Extracted records:
____
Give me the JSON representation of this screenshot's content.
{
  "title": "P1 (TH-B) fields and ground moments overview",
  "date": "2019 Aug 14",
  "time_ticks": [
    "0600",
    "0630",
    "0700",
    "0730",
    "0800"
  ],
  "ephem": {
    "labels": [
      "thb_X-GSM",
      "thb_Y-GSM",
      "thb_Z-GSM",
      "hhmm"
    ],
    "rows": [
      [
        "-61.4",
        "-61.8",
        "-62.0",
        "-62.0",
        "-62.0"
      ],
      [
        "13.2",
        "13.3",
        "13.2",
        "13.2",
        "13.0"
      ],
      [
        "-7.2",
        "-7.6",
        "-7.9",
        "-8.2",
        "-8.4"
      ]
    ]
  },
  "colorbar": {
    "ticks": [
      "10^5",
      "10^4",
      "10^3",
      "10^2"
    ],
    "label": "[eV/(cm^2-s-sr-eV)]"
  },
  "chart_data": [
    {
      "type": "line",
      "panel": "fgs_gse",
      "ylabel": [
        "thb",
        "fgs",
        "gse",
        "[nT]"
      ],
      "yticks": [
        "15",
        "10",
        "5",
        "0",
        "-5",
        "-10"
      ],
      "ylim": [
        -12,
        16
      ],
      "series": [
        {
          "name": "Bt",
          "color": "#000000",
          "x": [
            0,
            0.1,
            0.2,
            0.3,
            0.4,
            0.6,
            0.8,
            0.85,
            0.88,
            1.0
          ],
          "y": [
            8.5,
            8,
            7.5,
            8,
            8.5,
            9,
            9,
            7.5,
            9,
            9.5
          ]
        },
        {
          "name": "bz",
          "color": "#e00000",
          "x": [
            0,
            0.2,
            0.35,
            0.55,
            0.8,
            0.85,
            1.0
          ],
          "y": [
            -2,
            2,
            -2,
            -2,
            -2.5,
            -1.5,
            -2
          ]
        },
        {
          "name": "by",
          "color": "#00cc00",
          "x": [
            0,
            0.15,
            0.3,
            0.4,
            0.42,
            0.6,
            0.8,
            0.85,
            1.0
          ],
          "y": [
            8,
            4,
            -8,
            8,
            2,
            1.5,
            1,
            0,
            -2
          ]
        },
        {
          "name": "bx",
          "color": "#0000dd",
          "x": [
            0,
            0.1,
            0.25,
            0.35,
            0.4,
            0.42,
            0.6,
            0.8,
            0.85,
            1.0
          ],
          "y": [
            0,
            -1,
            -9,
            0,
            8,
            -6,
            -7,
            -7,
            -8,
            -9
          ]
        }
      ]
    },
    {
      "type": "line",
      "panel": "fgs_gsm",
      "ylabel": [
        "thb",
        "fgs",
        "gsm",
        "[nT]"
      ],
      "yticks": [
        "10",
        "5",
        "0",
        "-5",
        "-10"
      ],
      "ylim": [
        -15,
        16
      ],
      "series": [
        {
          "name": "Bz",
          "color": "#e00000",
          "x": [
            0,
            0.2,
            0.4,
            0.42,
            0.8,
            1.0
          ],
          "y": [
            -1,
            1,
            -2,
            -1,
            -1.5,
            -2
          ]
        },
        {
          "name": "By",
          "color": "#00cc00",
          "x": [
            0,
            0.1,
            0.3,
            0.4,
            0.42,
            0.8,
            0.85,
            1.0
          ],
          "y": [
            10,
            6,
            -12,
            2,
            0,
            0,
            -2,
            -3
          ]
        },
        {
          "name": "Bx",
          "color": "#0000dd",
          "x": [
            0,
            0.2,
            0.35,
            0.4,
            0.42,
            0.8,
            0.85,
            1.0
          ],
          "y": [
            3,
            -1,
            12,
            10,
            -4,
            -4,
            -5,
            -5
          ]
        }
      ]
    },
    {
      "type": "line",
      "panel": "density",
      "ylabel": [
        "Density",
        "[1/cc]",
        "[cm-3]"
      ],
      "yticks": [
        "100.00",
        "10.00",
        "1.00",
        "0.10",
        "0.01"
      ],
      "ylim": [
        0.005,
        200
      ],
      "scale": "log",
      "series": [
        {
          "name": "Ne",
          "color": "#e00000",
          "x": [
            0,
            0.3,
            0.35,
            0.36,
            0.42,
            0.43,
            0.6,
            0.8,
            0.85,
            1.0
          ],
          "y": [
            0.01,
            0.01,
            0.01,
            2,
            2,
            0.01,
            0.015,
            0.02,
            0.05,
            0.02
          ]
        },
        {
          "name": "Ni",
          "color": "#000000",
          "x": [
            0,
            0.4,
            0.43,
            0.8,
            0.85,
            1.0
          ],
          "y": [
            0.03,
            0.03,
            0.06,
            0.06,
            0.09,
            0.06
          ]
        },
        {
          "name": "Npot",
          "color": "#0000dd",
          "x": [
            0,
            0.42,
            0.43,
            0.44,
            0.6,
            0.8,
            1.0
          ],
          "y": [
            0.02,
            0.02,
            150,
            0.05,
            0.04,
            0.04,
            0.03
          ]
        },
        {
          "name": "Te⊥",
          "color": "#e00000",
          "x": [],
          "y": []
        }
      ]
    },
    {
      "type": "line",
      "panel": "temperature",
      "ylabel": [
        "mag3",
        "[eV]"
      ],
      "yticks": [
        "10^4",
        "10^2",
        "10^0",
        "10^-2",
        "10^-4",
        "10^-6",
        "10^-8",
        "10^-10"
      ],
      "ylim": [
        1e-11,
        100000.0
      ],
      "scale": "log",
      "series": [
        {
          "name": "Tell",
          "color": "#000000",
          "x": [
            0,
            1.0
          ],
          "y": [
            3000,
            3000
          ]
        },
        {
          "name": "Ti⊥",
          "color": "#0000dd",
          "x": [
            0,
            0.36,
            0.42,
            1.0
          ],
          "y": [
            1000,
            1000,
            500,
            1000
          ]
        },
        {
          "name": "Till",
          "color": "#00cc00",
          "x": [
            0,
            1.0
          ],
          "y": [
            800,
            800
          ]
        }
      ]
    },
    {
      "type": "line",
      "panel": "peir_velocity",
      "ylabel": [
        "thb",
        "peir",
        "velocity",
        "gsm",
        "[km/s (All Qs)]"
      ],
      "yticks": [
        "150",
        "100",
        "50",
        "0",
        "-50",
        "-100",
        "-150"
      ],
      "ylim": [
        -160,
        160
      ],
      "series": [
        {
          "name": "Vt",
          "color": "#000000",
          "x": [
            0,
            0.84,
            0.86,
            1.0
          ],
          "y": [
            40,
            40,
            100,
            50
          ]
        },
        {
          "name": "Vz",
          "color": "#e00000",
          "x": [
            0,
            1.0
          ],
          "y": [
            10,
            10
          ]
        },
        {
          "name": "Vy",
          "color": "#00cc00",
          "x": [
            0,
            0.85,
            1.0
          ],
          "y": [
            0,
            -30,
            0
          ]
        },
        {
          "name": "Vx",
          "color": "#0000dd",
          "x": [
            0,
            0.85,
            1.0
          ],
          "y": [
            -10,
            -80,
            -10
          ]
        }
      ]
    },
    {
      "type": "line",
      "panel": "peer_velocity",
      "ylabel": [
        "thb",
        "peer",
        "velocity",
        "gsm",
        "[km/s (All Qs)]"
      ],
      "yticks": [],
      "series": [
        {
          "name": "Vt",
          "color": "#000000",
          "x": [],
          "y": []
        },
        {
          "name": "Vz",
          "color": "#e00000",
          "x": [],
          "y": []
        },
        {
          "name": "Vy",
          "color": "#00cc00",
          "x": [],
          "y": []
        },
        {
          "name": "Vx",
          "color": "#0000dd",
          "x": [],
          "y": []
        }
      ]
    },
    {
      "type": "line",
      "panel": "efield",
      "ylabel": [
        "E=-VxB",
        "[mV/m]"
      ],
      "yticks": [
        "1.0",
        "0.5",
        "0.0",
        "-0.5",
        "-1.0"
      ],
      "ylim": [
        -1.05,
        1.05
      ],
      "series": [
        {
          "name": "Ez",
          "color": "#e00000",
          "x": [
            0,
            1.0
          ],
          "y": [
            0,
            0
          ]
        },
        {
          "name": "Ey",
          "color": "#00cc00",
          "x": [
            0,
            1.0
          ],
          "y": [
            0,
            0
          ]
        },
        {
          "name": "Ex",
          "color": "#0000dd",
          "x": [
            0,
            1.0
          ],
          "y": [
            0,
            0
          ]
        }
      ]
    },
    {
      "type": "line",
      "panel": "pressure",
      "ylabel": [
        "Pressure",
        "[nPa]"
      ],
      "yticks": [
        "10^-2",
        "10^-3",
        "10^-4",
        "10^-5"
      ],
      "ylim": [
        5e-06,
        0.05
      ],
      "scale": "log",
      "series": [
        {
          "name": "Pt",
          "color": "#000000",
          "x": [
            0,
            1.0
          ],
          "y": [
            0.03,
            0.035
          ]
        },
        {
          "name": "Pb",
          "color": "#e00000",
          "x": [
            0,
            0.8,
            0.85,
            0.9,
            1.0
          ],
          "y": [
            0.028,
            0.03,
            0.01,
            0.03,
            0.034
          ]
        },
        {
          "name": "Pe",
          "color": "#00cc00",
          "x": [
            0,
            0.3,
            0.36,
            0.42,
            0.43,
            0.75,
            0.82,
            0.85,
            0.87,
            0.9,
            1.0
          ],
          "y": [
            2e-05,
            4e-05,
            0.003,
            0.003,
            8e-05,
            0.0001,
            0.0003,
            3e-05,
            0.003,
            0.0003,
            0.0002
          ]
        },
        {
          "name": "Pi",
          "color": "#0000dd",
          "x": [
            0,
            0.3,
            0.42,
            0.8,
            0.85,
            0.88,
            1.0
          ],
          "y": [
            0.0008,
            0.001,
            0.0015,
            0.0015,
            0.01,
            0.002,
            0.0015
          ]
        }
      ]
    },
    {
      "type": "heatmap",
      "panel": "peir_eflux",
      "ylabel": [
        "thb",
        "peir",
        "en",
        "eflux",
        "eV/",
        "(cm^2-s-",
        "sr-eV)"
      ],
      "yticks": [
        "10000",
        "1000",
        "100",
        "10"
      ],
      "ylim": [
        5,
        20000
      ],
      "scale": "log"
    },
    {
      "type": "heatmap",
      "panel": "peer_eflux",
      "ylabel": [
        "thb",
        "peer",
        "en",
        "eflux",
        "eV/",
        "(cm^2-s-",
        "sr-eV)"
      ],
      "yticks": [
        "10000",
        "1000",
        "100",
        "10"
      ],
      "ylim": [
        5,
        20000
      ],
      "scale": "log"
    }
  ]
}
____
What you need to do: Pull out each line containing the word "panel" and copy it.

Full solution:
      "panel": "fgs_gse",
      "panel": "fgs_gsm",
      "panel": "density",
      "panel": "temperature",
      "panel": "peir_velocity",
      "panel": "peer_velocity",
      "panel": "efield",
      "panel": "pressure",
      "panel": "peir_eflux",
      "panel": "peer_eflux",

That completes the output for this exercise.